- [Extracted data entries]
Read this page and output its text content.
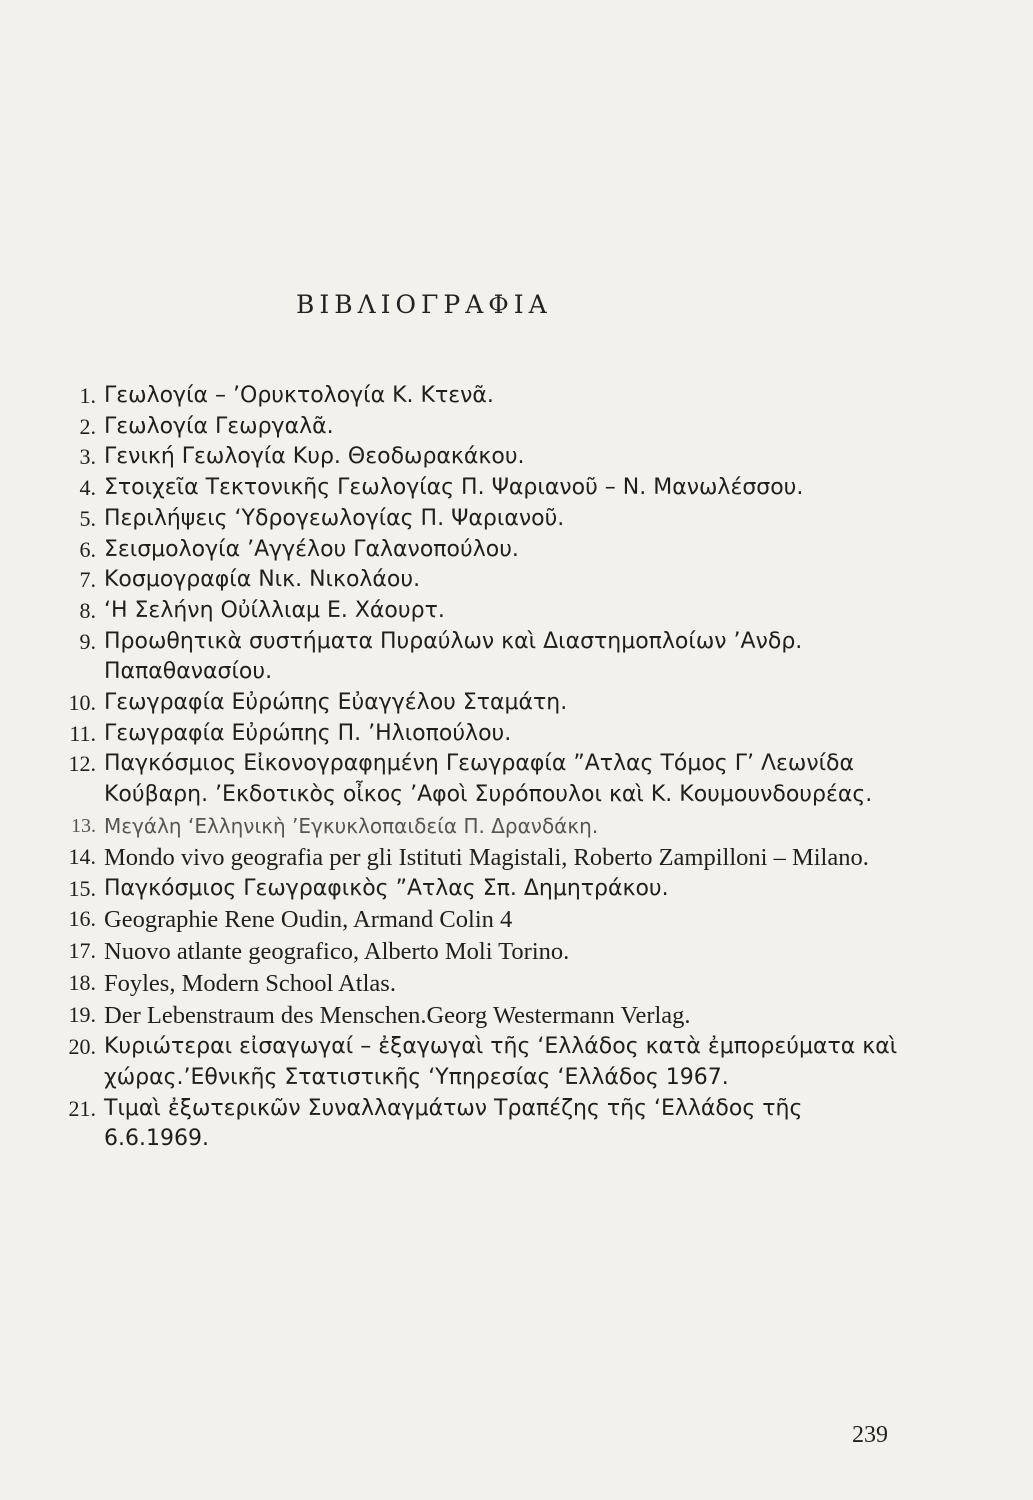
ΒΙΒΛΙΟΓΡΑΦΙΑ
1. Γεωλογία – ’Ορυκτολογία Κ. Κτενᾶ.
2. Γεωλογία Γεωργαλᾶ.
3. Γενική Γεωλογία Κυρ. Θεοδωρακάκου.
4. Στοιχεῖα Τεκτονικῆς Γεωλογίας Π. Ψαριανοῦ – Ν. Μανωλέσσου.
5. Περιλήψεις ‘Υδρογεωλογίας Π. Ψαριανοῦ.
6. Σεισμολογία ’Αγγέλου Γαλανοπούλου.
7. Κοσμογραφία Νικ. Νικολάου.
8. ‘Η Σελήνη Οὐίλλιαμ Ε. Χάουρτ.
9. Προωθητικὰ συστήματα Πυραύλων καὶ Διαστημοπλοίων ’Ανδρ. Παπαθανασίου.
10. Γεωγραφία Εὐρώπης Εὐαγγέλου Σταμάτη.
11. Γεωγραφία Εὐρώπης Π. ’Ηλιοπούλου.
12. Παγκόσμιος Εἰκονογραφημένη Γεωγραφία ”Ατλας Τόμος Γ’ Λεωνίδα Κούβαρη. ’Εκδοτικὸς οἶκος ’Αφοὶ Συρόπουλοι καὶ Κ. Κουμουνδουρέας.
13. Μεγάλη ‘Ελληνικὴ ’Εγκυκλοπαιδεία Π. Δρανδάκη.
14. Mondo vivo geografia per gli Istituti Magistali, Roberto Zampilloni – Milano.
15. Παγκόσμιος Γεωγραφικὸς ”Ατλας Σπ. Δημητράκου.
16. Geographie Rene Oudin, Armand Colin 4
17. Nuovo atlante geografico, Alberto Moli Torino.
18. Foyles, Modern School Atlas.
19. Der Lebenstraum des Menschen.Georg Westermann Verlag.
20. Κυριώτεραι εἰσαγωγαί – ἐξαγωγαὶ τῆς ‘Ελλάδος κατὰ ἐμπορεύματα καὶ χώρας.’Εθνικῆς Στατιστικῆς ‘Υπηρεσίας ‘Ελλάδος 1967.
21. Τιμαὶ ἐξωτερικῶν Συναλλαγμάτων Τραπέζης τῆς ‘Ελλάδος τῆς 6.6.1969.
239
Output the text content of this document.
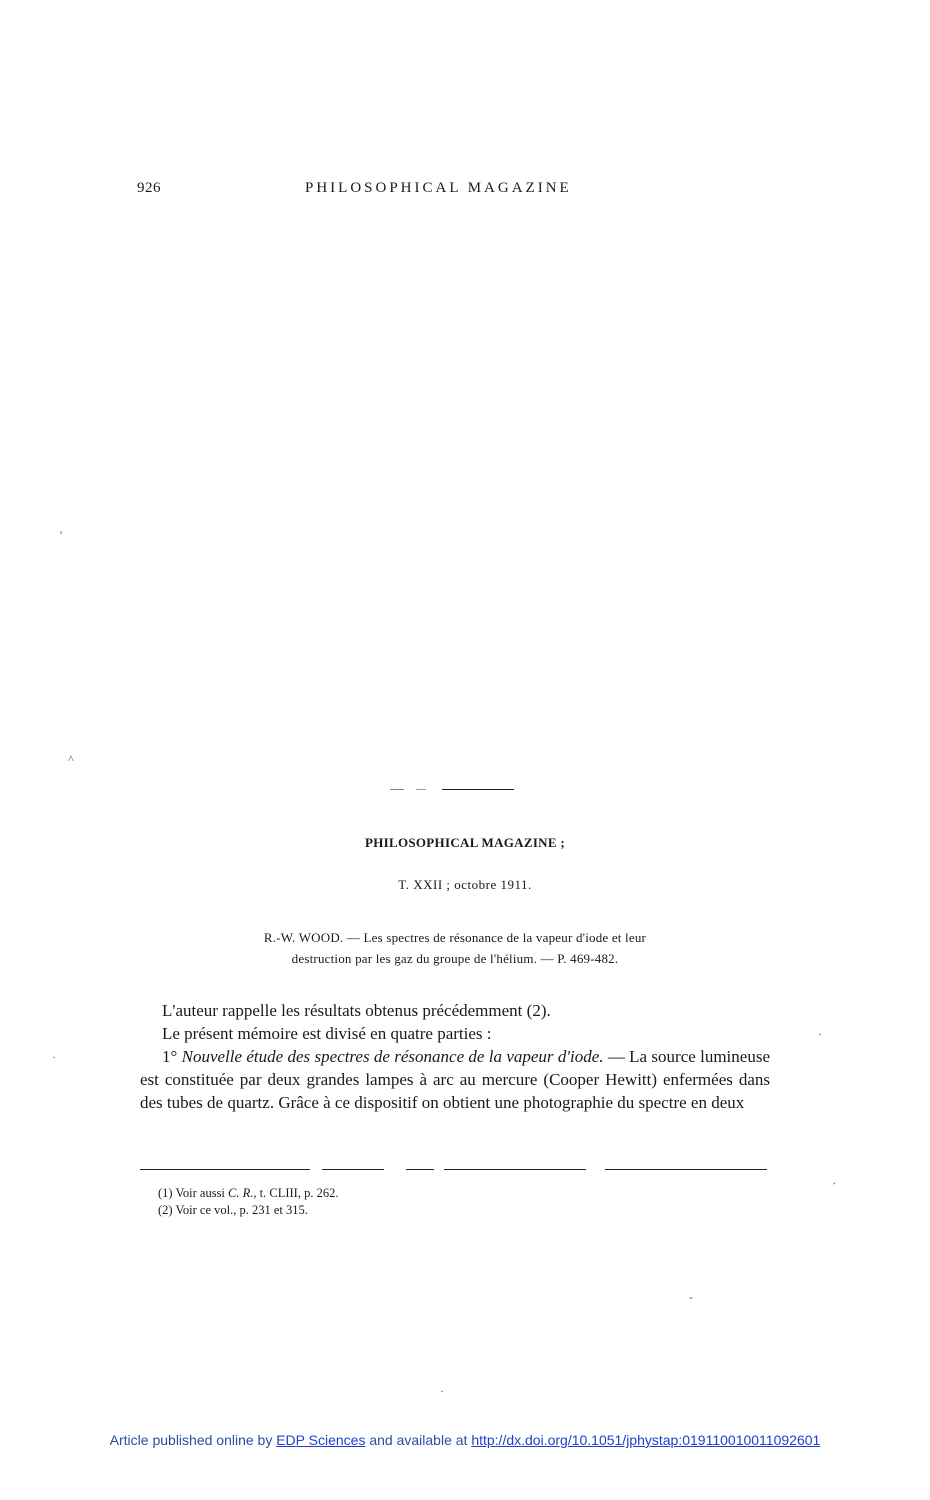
926	PHILOSOPHICAL MAGAZINE
'
^
·
·
´
-
·
PHILOSOPHICAL MAGAZINE ;
T. XXII ; octobre 1911.
R.-W. WOOD. — Les spectres de résonance de la vapeur d'iode et leur
destruction par les gaz du groupe de l'hélium. — P. 469-482.

L'auteur rappelle les résultats obtenus précédemment (2).

Le présent mémoire est divisé en quatre parties :

1° Nouvelle étude des spectres de résonance de la vapeur d'iode. — La source lumineuse est constituée par deux grandes lampes à arc au mercure (Cooper Hewitt) enfermées dans des tubes de quartz. Grâce à ce dispositif on obtient une photographie du spectre en deux

(1) Voir aussi C. R., t. CLIII, p. 262.
(2) Voir ce vol., p. 231 et 315.
Article published online by EDP Sciences and available at http://dx.doi.org/10.1051/jphystap:019110010011092601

- [INSTRUCTION] Set down the records in full and exactly. Do not carry over any image.

- [FULL ANSWER]
Read this page and output its text content.
ΒΙΒΛΙΟΓΡΑΦΙΑ
1. Γεωλογία – ’Ορυκτολογία Κ. Κτενᾶ.
2. Γεωλογία Γεωργαλᾶ.
3. Γενική Γεωλογία Κυρ. Θεοδωρακάκου.
4. Στοιχεῖα Τεκτονικῆς Γεωλογίας Π. Ψαριανοῦ – Ν. Μανωλέσσου.
5. Περιλήψεις ‘Υδρογεωλογίας Π. Ψαριανοῦ.
6. Σεισμολογία ’Αγγέλου Γαλανοπούλου.
7. Κοσμογραφία Νικ. Νικολάου.
8. ‘Η Σελήνη Οὐίλλιαμ Ε. Χάουρτ.
9. Προωθητικὰ συστήματα Πυραύλων καὶ Διαστημοπλοίων ’Ανδρ. Παπαθανασίου.
10. Γεωγραφία Εὐρώπης Εὐαγγέλου Σταμάτη.
11. Γεωγραφία Εὐρώπης Π. ’Ηλιοπούλου.
12. Παγκόσμιος Εἰκονογραφημένη Γεωγραφία ”Ατλας Τόμος Γ’ Λεωνίδα Κούβαρη. ’Εκδοτικὸς οἶκος ’Αφοὶ Συρόπουλοι καὶ Κ. Κουμουνδουρέας.
13. Μεγάλη ‘Ελληνικὴ ’Εγκυκλοπαιδεία Π. Δρανδάκη.
14. Mondo vivo geografia per gli Istituti Magistali, Roberto Zampilloni – Milano.
15. Παγκόσμιος Γεωγραφικὸς ”Ατλας Σπ. Δημητράκου.
16. Geographie Rene Oudin, Armand Colin 4
17. Nuovo atlante geografico, Alberto Moli Torino.
18. Foyles, Modern School Atlas.
19. Der Lebenstraum des Menschen.Georg Westermann Verlag.
20. Κυριώτεραι εἰσαγωγαί – ἐξαγωγαὶ τῆς ‘Ελλάδος κατὰ ἐμπορεύματα καὶ χώρας.’Εθνικῆς Στατιστικῆς ‘Υπηρεσίας ‘Ελλάδος 1967.
21. Τιμαὶ ἐξωτερικῶν Συναλλαγμάτων Τραπέζης τῆς ‘Ελλάδος τῆς 6.6.1969.
239
Output the text content of this document.
926	PHILOSOPHICAL MAGAZINE
'
^
·
·
´
-
·
PHILOSOPHICAL MAGAZINE ;
T. XXII ; octobre 1911.
R.-W. WOOD. — Les spectres de résonance de la vapeur d'iode et leur
destruction par les gaz du groupe de l'hélium. — P. 469-482.

L'auteur rappelle les résultats obtenus précédemment (2).

Le présent mémoire est divisé en quatre parties :

1° Nouvelle étude des spectres de résonance de la vapeur d'iode. — La source lumineuse est constituée par deux grandes lampes à arc au mercure (Cooper Hewitt) enfermées dans des tubes de quartz. Grâce à ce dispositif on obtient une photographie du spectre en deux

(1) Voir aussi C. R., t. CLIII, p. 262.
(2) Voir ce vol., p. 231 et 315.
Article published online by EDP Sciences and available at http://dx.doi.org/10.1051/jphystap:019110010011092601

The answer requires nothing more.